Extract each record and reproduce it exactly.

════

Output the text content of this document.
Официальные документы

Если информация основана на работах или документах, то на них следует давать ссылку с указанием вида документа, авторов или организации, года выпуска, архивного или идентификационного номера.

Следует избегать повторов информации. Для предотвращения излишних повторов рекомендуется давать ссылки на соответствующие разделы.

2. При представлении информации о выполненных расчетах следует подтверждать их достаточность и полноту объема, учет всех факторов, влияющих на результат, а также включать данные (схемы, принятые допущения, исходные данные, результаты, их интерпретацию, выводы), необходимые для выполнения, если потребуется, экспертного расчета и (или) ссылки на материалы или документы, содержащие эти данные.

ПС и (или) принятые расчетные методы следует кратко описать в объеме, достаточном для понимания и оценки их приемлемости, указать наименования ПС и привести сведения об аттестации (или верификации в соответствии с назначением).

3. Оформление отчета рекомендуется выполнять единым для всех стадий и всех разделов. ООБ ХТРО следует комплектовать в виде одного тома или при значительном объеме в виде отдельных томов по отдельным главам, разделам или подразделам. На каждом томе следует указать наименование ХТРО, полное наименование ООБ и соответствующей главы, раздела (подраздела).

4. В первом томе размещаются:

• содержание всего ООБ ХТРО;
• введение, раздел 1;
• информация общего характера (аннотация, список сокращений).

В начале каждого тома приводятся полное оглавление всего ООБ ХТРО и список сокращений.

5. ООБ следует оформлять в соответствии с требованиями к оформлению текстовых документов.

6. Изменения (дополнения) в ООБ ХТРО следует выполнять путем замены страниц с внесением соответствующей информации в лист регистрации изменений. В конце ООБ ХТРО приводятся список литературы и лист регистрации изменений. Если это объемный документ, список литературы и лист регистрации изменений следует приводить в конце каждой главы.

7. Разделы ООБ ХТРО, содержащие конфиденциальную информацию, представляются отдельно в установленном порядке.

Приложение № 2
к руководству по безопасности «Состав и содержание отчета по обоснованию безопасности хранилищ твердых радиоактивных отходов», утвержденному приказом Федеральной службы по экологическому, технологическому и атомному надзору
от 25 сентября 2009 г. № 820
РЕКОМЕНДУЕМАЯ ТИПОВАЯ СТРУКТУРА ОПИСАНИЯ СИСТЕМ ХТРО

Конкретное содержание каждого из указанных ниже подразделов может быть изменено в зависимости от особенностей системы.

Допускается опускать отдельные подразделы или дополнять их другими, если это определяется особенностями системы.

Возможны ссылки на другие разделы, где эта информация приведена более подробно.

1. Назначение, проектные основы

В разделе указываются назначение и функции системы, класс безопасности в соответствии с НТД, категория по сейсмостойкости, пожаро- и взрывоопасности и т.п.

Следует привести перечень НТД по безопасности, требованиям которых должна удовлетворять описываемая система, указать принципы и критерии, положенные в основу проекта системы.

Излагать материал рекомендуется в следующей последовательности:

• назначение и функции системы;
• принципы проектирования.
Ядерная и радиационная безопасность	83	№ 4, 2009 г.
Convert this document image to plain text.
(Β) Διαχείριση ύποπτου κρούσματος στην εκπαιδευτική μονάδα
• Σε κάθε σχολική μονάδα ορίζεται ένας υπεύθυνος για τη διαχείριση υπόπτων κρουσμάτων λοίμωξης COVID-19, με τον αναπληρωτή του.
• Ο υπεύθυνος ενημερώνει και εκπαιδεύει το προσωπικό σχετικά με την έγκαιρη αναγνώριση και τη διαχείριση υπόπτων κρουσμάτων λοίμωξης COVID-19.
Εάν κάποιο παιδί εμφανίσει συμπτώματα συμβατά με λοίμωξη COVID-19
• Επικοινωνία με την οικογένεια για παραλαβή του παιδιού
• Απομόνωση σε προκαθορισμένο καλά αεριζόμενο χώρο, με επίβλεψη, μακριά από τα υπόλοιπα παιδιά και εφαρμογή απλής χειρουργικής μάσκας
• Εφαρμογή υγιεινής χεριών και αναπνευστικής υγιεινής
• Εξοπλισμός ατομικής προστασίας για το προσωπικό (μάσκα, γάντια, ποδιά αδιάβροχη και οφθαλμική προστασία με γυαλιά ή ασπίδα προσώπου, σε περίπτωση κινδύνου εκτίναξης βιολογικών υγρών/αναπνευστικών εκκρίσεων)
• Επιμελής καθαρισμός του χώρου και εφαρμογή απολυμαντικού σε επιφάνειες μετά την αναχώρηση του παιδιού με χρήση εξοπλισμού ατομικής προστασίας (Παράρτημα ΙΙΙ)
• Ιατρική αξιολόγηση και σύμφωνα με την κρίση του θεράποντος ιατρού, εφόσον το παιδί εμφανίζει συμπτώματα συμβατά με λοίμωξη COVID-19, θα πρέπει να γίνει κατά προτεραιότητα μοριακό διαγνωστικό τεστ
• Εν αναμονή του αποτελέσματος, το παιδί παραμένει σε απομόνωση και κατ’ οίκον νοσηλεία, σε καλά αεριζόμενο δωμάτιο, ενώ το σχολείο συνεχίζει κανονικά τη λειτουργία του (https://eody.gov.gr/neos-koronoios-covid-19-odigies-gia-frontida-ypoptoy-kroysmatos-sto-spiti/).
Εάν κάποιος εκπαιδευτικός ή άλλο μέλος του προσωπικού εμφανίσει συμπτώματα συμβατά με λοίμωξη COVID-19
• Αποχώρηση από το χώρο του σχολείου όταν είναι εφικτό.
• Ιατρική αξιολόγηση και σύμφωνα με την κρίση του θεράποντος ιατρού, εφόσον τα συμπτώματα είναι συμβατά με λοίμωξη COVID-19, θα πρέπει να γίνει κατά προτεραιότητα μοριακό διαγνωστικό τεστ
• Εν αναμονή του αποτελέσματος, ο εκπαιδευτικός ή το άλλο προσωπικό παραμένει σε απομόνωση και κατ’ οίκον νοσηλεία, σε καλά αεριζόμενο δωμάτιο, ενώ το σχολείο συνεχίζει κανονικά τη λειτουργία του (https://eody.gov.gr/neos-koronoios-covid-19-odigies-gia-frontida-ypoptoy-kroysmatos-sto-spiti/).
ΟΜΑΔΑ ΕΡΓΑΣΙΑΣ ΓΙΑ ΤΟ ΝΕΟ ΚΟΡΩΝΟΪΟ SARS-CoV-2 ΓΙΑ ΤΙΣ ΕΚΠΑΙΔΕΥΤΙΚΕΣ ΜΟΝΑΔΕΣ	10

════

■ Task answer
Output the text content of this document.
Официальные документы

Если информация основана на работах или документах, то на них следует давать ссылку с указанием вида документа, авторов или организации, года выпуска, архивного или идентификационного номера.

Следует избегать повторов информации. Для предотвращения излишних повторов рекомендуется давать ссылки на соответствующие разделы.

2. При представлении информации о выполненных расчетах следует подтверждать их достаточность и полноту объема, учет всех факторов, влияющих на результат, а также включать данные (схемы, принятые допущения, исходные данные, результаты, их интерпретацию, выводы), необходимые для выполнения, если потребуется, экспертного расчета и (или) ссылки на материалы или документы, содержащие эти данные.

ПС и (или) принятые расчетные методы следует кратко описать в объеме, достаточном для понимания и оценки их приемлемости, указать наименования ПС и привести сведения об аттестации (или верификации в соответствии с назначением).

3. Оформление отчета рекомендуется выполнять единым для всех стадий и всех разделов. ООБ ХТРО следует комплектовать в виде одного тома или при значительном объеме в виде отдельных томов по отдельным главам, разделам или подразделам. На каждом томе следует указать наименование ХТРО, полное наименование ООБ и соответствующей главы, раздела (подраздела).

4. В первом томе размещаются:

• содержание всего ООБ ХТРО;
• введение, раздел 1;
• информация общего характера (аннотация, список сокращений).

В начале каждого тома приводятся полное оглавление всего ООБ ХТРО и список сокращений.

5. ООБ следует оформлять в соответствии с требованиями к оформлению текстовых документов.

6. Изменения (дополнения) в ООБ ХТРО следует выполнять путем замены страниц с внесением соответствующей информации в лист регистрации изменений. В конце ООБ ХТРО приводятся список литературы и лист регистрации изменений. Если это объемный документ, список литературы и лист регистрации изменений следует приводить в конце каждой главы.

7. Разделы ООБ ХТРО, содержащие конфиденциальную информацию, представляются отдельно в установленном порядке.

Приложение № 2
к руководству по безопасности «Состав и содержание отчета по обоснованию безопасности хранилищ твердых радиоактивных отходов», утвержденному приказом Федеральной службы по экологическому, технологическому и атомному надзору
от 25 сентября 2009 г. № 820
РЕКОМЕНДУЕМАЯ ТИПОВАЯ СТРУКТУРА ОПИСАНИЯ СИСТЕМ ХТРО

Конкретное содержание каждого из указанных ниже подразделов может быть изменено в зависимости от особенностей системы.

Допускается опускать отдельные подразделы или дополнять их другими, если это определяется особенностями системы.

Возможны ссылки на другие разделы, где эта информация приведена более подробно.

1. Назначение, проектные основы

В разделе указываются назначение и функции системы, класс безопасности в соответствии с НТД, категория по сейсмостойкости, пожаро- и взрывоопасности и т.п.

Следует привести перечень НТД по безопасности, требованиям которых должна удовлетворять описываемая система, указать принципы и критерии, положенные в основу проекта системы.

Излагать материал рекомендуется в следующей последовательности:

• назначение и функции системы;
• принципы проектирования.
Ядерная и радиационная безопасность	83	№ 4, 2009 г.
Convert this document image to plain text.
(Β) Διαχείριση ύποπτου κρούσματος στην εκπαιδευτική μονάδα
• Σε κάθε σχολική μονάδα ορίζεται ένας υπεύθυνος για τη διαχείριση υπόπτων κρουσμάτων λοίμωξης COVID-19, με τον αναπληρωτή του.
• Ο υπεύθυνος ενημερώνει και εκπαιδεύει το προσωπικό σχετικά με την έγκαιρη αναγνώριση και τη διαχείριση υπόπτων κρουσμάτων λοίμωξης COVID-19.
Εάν κάποιο παιδί εμφανίσει συμπτώματα συμβατά με λοίμωξη COVID-19
• Επικοινωνία με την οικογένεια για παραλαβή του παιδιού
• Απομόνωση σε προκαθορισμένο καλά αεριζόμενο χώρο, με επίβλεψη, μακριά από τα υπόλοιπα παιδιά και εφαρμογή απλής χειρουργικής μάσκας
• Εφαρμογή υγιεινής χεριών και αναπνευστικής υγιεινής
• Εξοπλισμός ατομικής προστασίας για το προσωπικό (μάσκα, γάντια, ποδιά αδιάβροχη και οφθαλμική προστασία με γυαλιά ή ασπίδα προσώπου, σε περίπτωση κινδύνου εκτίναξης βιολογικών υγρών/αναπνευστικών εκκρίσεων)
• Επιμελής καθαρισμός του χώρου και εφαρμογή απολυμαντικού σε επιφάνειες μετά την αναχώρηση του παιδιού με χρήση εξοπλισμού ατομικής προστασίας (Παράρτημα ΙΙΙ)
• Ιατρική αξιολόγηση και σύμφωνα με την κρίση του θεράποντος ιατρού, εφόσον το παιδί εμφανίζει συμπτώματα συμβατά με λοίμωξη COVID-19, θα πρέπει να γίνει κατά προτεραιότητα μοριακό διαγνωστικό τεστ
• Εν αναμονή του αποτελέσματος, το παιδί παραμένει σε απομόνωση και κατ’ οίκον νοσηλεία, σε καλά αεριζόμενο δωμάτιο, ενώ το σχολείο συνεχίζει κανονικά τη λειτουργία του (https://eody.gov.gr/neos-koronoios-covid-19-odigies-gia-frontida-ypoptoy-kroysmatos-sto-spiti/).
Εάν κάποιος εκπαιδευτικός ή άλλο μέλος του προσωπικού εμφανίσει συμπτώματα συμβατά με λοίμωξη COVID-19
• Αποχώρηση από το χώρο του σχολείου όταν είναι εφικτό.
• Ιατρική αξιολόγηση και σύμφωνα με την κρίση του θεράποντος ιατρού, εφόσον τα συμπτώματα είναι συμβατά με λοίμωξη COVID-19, θα πρέπει να γίνει κατά προτεραιότητα μοριακό διαγνωστικό τεστ
• Εν αναμονή του αποτελέσματος, ο εκπαιδευτικός ή το άλλο προσωπικό παραμένει σε απομόνωση και κατ’ οίκον νοσηλεία, σε καλά αεριζόμενο δωμάτιο, ενώ το σχολείο συνεχίζει κανονικά τη λειτουργία του (https://eody.gov.gr/neos-koronoios-covid-19-odigies-gia-frontida-ypoptoy-kroysmatos-sto-spiti/).
ΟΜΑΔΑ ΕΡΓΑΣΙΑΣ ΓΙΑ ΤΟ ΝΕΟ ΚΟΡΩΝΟΪΟ SARS-CoV-2 ΓΙΑ ΤΙΣ ΕΚΠΑΙΔΕΥΤΙΚΕΣ ΜΟΝΑΔΕΣ	10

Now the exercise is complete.